ACTIONS TO TAKE:
a – Answer these from the climate activism passage below:
(i) What is the name of the ecowarrior who leapt on a table at the World Snooker Championship?
(ii) What term does Harry Mount use for these activists?
(iii) How many Extinction Rebellion supporters were surveyed in April 2019?
b – Carry the climate activism passage below further, picking up right after its final sentence.

READING PASSAGE:
If there’s one thing that’s notable about the Climate Cult, it’s what an exclusive club it really is. Climate conferences burst with private jets and limousines. “School Climate Strikes” are awash with immaculate private school blazers and hyphenated surnames. Even Gaia-on-Earth, the Swedish Doom Goblin herself, is the scion of multi-millionaires.

And you’ll hear more Oxbridge accents at an Extinction Rebellion protest than at Free Whipping and Caviar Night at Madame Lash’s.

Here in Britain, noisy greens are often strikingly well-to-do. When Extinction Rebellion clogs the streets of London, you feel like you’ve crashed an aristocratic drinks party.

Everywhere you turn there’s someone yelling “Cut carbon emissions!” in a cutglass accent that would give Queen Camilla a run for her money.

And when they’re throwing paint and making wealthy dills of themselves, you can bet their supplies came from Marks and Spencer instead of Tesco.

As soon as I saw that ecowarrior leap on a table at the World Snooker Championship, I knew he’d be a posh kid from a nice part of town […] I was right. The Sun had the skinny. The man’s name is Edred Whittingham and he’s the “son of a mega-rich investor”, the paper reported. He’s a “posh yob” who grew up in one of the leafiest parts of Cambridge.

It’s not just in Britain. The Greens and Teals voters live in the wealthiest suburbs of inner Melbourne and harbourside Sydney.

Writer Harry Mount calls them “Econians”, a green spin on Etonians. They’re the “public school boys and girls who rule the wokerati world”, he says.

Studies bear out the poshness of Extinction Rebellion. A survey of the 6000 XR supporters who brought London to a standstill in April 2019 found they were “overwhelmingly middle-class (and) highly educated”.

They’re less horny-handed sons of toil than velvet-handed sons of leisure.

It’s just the continuation of a decades-long trend. The bomb-throwing radicals of the 60s and 70s were, without exception, from well-off, middle-class families. Even the Manson Family paid the bills with the credit cards Charlie’s well-off runaways stole from their wealthy families.

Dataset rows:
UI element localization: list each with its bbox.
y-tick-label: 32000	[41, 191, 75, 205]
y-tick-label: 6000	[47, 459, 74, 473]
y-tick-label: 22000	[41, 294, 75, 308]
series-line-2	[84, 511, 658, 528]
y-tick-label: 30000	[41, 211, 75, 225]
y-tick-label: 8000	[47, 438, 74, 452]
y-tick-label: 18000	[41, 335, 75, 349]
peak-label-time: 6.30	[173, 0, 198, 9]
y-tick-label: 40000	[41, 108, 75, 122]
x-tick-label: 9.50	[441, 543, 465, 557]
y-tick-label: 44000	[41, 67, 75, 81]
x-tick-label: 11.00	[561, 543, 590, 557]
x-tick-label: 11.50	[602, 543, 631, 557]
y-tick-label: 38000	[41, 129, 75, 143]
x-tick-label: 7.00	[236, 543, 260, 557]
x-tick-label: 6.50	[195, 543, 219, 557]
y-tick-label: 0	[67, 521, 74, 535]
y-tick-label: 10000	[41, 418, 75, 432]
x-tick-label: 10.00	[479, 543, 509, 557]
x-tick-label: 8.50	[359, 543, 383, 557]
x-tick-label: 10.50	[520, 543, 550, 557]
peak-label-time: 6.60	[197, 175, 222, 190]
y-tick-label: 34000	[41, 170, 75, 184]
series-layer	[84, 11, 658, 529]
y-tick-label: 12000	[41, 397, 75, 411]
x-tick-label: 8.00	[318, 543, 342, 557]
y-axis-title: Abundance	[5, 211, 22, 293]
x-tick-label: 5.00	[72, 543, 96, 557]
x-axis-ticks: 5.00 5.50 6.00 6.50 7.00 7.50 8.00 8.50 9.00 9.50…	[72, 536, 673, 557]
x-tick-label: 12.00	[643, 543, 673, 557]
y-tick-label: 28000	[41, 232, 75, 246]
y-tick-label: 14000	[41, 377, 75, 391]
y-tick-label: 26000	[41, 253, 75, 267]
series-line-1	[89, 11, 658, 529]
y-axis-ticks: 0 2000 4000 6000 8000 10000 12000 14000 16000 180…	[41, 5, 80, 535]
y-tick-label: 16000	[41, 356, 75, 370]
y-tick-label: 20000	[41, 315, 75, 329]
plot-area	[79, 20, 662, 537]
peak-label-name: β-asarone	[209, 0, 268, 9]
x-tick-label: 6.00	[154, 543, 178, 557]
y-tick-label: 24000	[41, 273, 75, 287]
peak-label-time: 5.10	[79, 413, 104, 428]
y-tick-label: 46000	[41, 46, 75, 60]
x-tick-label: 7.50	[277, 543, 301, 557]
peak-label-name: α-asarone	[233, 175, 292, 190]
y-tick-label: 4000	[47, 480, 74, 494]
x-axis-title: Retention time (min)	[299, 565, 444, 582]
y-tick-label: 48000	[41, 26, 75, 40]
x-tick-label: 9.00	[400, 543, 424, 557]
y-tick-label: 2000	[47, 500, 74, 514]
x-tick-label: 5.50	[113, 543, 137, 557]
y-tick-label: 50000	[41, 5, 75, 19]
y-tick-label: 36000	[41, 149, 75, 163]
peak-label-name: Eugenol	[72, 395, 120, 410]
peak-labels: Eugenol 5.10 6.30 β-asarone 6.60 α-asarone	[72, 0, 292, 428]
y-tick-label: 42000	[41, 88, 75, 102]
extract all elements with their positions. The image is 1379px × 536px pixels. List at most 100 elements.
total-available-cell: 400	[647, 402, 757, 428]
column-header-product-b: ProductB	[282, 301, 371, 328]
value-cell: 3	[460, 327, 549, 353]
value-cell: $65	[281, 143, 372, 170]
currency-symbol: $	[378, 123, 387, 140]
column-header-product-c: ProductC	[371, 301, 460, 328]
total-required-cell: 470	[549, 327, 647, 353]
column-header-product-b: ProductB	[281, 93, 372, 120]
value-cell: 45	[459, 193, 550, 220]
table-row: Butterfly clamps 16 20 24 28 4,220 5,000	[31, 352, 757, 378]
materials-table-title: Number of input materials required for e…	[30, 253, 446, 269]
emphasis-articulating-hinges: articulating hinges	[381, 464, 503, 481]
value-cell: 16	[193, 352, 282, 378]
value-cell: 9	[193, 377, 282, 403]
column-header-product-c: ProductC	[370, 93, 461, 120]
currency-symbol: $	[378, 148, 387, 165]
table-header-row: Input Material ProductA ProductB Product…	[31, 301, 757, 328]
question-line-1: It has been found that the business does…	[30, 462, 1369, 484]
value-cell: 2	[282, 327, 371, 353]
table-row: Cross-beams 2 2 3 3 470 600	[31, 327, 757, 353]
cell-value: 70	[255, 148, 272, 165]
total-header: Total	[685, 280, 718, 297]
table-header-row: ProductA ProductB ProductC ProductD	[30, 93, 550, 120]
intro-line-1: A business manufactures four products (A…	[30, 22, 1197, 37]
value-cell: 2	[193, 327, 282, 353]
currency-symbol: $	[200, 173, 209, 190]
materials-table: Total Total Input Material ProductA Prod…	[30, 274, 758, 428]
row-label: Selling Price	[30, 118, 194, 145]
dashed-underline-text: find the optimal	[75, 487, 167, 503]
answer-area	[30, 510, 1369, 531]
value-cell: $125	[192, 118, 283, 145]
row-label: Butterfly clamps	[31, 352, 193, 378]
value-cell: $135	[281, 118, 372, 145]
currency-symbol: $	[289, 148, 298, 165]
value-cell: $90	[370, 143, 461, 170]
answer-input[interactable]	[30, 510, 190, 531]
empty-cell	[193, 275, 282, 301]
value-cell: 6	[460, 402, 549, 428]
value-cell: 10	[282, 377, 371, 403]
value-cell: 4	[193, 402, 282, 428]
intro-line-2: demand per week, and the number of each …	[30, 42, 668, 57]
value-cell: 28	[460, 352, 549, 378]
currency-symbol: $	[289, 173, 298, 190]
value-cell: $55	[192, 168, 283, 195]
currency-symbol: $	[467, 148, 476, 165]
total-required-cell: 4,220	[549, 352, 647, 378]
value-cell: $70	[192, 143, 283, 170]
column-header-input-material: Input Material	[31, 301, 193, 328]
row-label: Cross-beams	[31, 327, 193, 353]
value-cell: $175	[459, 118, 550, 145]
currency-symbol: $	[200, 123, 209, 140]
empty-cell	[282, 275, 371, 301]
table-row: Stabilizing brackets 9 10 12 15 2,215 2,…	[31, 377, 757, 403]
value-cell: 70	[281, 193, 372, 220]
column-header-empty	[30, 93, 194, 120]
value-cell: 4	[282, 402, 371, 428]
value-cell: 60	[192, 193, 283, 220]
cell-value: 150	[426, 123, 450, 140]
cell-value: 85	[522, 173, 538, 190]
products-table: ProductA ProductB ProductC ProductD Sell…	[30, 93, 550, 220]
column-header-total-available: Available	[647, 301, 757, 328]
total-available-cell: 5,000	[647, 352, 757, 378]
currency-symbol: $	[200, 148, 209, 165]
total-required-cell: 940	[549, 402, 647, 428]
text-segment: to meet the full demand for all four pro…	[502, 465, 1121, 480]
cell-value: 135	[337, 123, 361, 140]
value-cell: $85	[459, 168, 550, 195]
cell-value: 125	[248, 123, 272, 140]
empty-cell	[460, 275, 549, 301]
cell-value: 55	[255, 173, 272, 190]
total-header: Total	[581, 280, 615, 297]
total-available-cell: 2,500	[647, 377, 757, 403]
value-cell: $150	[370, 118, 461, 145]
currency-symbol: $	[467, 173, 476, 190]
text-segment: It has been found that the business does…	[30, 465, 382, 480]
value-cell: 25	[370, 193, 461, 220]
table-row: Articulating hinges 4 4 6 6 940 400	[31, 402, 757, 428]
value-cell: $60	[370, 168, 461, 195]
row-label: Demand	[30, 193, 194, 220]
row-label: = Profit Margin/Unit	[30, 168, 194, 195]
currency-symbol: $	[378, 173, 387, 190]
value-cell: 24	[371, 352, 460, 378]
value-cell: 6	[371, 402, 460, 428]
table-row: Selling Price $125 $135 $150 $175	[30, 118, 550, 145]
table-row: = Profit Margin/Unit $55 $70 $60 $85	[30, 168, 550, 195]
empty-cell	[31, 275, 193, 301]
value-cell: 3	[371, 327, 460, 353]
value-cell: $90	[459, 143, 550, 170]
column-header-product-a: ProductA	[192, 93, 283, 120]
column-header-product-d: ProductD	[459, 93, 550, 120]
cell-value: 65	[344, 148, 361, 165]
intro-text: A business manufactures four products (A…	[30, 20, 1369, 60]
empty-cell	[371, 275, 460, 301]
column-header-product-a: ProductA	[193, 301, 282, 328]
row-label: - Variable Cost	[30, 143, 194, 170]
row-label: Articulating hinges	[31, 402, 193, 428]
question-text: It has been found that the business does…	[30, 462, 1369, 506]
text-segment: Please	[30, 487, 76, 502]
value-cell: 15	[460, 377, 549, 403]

ANSWERS TO THE TASKS:
a –
(i) Edred Whittingham
(ii) "Econians"
(iii) 6000

b –
So, this “rage of the entitled” is hardly the “new kind of activism” Brendan O’Neill thinks it is. They’ve just stopped putting on prolier-than-thou airs. Even the socialists of the Bloomsbury Circle were all wealthy toffs who openly sneered at the working-classes.

They lecture the plebs about our carbon footprint and insist we learn to live on less. It’s a patrician finger-wag disguised as radical agitation.

Green protesting seems to have one aim only: to inconvenience working-class people.

So young Edred ruined a day out for snooker’s largely working-class audience […]

Eco-toffs who block roads – everywhere from London to Sydney and Melbourne – knowingly make life harder for people who need to earn a wage.

Last year in London, I saw young lads in paint-spattered workwear pleading with XR road-blockers to let them get home after a long day’s work. The eco-toffs looked the other way. “Don’t these ruffians know we’re saving the planet?” they were probably thinking.

Ditto the climate road-blockers whose iPhone was so memorably yeeted by an angry young man in scrubs.

You can be sure, though, that when the workers rise up against these silver-tailed loons, it only cements the toffs’ sense of moral superiority.

Irritating the great unwashed is the aim.

Convinced that hoi polloi have been brainwashed by evil capitalism, the eco-toffs feel the need to teach us a lesson. The world is burning, you morons – that’s the undertone of their arrogant activism.

XR stunts are best understood as an expression of bourgeois loathing for modern society, and aristocratic disdain for its inhabitants.

And it isn’t just the eco-movement. The left more broadly has been captured by a new graduate elite.

“Has been”? “New”?

Hate to break it to you, Brendan, old mate: but it’s been ever thus. Even in the 1940s, Orwell pinged “the astute young social-literary climbers who… and all that dreary tribe of ‘high-minded’ women and sandal-wearers and bearded fruit-juice drinkers who come nocking towards the smell of ‘progress’ like bluebottles to a dead cat.”

Hilariously, some of these privileged protesters still use phrases such as class war.

Oh, there’s a class war, for sure. And you guys are on the wrong side of it.

The Australian

The best thing to do is give them enough rope to hang themselves. As Orwell reminds us, “Offer [the ordinary man] a dictatorship of the prigs, and he gets ready to fight”.

Bring it on.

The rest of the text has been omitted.